» THE TASK
Scan the lines and state how many carry "различия". Leave out everything but the number.
──────────────────────────────
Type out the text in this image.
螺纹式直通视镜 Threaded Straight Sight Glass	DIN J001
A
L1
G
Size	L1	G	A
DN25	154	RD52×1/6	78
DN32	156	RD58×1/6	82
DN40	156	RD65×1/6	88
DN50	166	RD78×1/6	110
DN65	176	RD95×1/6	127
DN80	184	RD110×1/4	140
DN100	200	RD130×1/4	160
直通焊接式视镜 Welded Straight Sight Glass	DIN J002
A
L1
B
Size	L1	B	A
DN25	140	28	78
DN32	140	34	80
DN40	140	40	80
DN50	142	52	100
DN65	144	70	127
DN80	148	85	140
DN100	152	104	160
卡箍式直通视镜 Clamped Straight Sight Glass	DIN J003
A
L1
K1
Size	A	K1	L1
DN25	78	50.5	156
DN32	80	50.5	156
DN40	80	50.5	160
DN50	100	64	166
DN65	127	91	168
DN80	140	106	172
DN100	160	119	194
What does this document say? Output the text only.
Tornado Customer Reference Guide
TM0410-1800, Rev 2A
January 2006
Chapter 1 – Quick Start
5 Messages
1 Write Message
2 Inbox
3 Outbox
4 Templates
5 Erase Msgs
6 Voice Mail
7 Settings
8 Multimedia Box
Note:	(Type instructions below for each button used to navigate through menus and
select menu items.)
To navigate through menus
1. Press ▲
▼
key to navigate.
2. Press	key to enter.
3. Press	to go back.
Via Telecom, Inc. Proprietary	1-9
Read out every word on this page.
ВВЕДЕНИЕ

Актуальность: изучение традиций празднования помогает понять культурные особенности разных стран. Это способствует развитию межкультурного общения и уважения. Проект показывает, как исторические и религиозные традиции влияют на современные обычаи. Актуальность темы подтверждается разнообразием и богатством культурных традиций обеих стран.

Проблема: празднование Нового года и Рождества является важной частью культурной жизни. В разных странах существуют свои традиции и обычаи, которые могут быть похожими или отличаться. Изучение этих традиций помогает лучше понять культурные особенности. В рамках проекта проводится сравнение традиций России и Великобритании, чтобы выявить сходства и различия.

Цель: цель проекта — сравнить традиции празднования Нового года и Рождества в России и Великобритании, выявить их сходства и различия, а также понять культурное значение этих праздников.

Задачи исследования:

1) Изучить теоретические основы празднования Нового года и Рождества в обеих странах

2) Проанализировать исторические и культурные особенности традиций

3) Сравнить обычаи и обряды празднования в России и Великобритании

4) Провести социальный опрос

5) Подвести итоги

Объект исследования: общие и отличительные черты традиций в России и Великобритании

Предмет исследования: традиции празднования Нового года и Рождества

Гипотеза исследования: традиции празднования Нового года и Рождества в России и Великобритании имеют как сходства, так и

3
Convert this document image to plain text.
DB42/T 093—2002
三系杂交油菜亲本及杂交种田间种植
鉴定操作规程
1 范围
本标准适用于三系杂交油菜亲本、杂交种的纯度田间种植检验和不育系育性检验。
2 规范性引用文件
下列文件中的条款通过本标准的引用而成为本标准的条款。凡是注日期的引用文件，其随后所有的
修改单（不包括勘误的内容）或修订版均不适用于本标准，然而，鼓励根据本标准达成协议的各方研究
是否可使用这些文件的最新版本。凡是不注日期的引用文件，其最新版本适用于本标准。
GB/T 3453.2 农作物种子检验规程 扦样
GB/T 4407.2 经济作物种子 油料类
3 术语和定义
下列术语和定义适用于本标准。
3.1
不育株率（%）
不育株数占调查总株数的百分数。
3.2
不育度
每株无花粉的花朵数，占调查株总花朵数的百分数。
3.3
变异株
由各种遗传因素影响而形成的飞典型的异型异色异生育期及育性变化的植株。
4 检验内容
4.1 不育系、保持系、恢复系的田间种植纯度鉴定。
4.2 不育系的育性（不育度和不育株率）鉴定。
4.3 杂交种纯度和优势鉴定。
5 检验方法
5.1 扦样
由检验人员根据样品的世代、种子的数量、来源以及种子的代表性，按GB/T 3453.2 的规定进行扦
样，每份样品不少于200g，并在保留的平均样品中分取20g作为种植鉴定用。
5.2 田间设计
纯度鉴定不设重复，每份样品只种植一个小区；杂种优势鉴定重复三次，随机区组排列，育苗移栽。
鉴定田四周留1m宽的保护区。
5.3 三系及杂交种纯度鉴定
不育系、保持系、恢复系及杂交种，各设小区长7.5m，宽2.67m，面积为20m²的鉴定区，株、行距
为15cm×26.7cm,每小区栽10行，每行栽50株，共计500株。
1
──────────────────────────────
» SOLUTION
2